== Input data ==

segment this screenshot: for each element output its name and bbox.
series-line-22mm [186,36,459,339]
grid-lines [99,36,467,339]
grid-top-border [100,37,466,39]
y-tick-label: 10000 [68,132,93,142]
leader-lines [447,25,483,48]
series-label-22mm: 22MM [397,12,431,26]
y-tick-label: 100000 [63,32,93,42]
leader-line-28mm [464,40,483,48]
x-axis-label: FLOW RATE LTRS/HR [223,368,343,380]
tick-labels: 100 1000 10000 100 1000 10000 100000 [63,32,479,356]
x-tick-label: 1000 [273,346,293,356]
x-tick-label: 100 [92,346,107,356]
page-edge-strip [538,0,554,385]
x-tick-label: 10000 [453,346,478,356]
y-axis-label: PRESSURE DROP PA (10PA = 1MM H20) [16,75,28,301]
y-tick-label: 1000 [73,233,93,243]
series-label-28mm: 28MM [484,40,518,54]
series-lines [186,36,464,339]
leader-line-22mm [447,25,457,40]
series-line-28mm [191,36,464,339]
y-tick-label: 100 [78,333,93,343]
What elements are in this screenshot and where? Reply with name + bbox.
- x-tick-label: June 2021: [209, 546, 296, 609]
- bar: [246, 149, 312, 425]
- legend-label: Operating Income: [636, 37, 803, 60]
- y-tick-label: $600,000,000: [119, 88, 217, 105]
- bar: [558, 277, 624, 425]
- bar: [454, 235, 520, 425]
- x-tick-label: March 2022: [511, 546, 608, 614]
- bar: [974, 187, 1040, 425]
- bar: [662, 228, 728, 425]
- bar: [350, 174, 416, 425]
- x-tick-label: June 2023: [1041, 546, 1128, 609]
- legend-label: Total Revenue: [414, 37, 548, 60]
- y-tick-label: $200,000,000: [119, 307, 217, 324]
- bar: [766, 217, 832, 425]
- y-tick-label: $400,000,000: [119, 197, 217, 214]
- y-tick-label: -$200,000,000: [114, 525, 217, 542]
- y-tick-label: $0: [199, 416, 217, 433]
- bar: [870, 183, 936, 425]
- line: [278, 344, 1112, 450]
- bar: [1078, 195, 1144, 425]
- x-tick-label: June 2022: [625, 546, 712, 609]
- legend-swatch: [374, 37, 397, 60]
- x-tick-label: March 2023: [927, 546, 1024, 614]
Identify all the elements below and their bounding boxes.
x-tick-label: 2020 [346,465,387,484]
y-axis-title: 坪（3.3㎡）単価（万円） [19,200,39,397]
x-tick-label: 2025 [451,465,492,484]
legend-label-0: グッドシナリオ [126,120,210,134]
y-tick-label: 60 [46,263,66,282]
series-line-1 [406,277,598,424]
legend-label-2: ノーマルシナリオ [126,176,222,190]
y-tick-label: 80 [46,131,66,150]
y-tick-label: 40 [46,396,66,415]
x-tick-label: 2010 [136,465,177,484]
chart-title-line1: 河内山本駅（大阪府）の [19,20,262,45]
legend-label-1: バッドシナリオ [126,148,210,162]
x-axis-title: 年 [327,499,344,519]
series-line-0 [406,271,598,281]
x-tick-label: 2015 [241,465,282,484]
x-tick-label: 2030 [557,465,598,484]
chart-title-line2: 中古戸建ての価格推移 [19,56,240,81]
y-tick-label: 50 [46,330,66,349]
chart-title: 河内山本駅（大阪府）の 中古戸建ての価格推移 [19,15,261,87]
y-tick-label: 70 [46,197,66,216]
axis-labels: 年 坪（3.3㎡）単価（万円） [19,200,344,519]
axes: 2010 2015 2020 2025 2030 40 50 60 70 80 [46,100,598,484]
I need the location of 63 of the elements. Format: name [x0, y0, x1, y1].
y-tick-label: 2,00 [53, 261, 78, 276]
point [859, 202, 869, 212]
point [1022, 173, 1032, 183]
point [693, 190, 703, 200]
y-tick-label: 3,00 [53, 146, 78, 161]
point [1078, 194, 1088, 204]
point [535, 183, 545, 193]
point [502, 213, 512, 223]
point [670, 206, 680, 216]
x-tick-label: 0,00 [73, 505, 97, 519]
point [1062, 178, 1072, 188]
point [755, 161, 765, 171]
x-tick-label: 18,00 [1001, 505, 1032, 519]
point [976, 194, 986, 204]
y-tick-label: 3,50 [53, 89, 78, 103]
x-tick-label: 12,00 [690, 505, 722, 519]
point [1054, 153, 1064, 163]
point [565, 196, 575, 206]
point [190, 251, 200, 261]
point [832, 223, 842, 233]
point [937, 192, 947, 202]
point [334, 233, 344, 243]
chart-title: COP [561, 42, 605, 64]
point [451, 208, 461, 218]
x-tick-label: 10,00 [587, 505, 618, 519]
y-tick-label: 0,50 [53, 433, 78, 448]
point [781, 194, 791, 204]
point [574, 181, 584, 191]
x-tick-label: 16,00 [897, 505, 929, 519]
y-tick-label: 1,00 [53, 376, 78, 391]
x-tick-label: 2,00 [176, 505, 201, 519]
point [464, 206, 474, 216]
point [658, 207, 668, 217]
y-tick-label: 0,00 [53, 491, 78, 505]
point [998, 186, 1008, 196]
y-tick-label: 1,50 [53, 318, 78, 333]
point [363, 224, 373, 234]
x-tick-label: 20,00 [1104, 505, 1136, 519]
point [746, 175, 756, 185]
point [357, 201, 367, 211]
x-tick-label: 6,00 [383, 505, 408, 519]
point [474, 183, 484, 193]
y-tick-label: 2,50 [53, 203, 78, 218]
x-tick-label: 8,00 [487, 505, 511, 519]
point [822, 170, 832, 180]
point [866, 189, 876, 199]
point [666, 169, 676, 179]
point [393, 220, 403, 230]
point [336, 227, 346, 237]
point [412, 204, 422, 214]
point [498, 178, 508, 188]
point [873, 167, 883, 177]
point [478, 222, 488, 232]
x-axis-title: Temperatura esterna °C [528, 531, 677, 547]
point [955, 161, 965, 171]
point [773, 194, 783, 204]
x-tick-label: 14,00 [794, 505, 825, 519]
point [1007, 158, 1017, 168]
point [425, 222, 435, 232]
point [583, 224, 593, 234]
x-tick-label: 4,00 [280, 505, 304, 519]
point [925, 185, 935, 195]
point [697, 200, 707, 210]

== What the task asks ==
Count the lines of the records that contain the string "June", treating uppercase and lowercase as different, and give only that number.

== Exercise result ==
3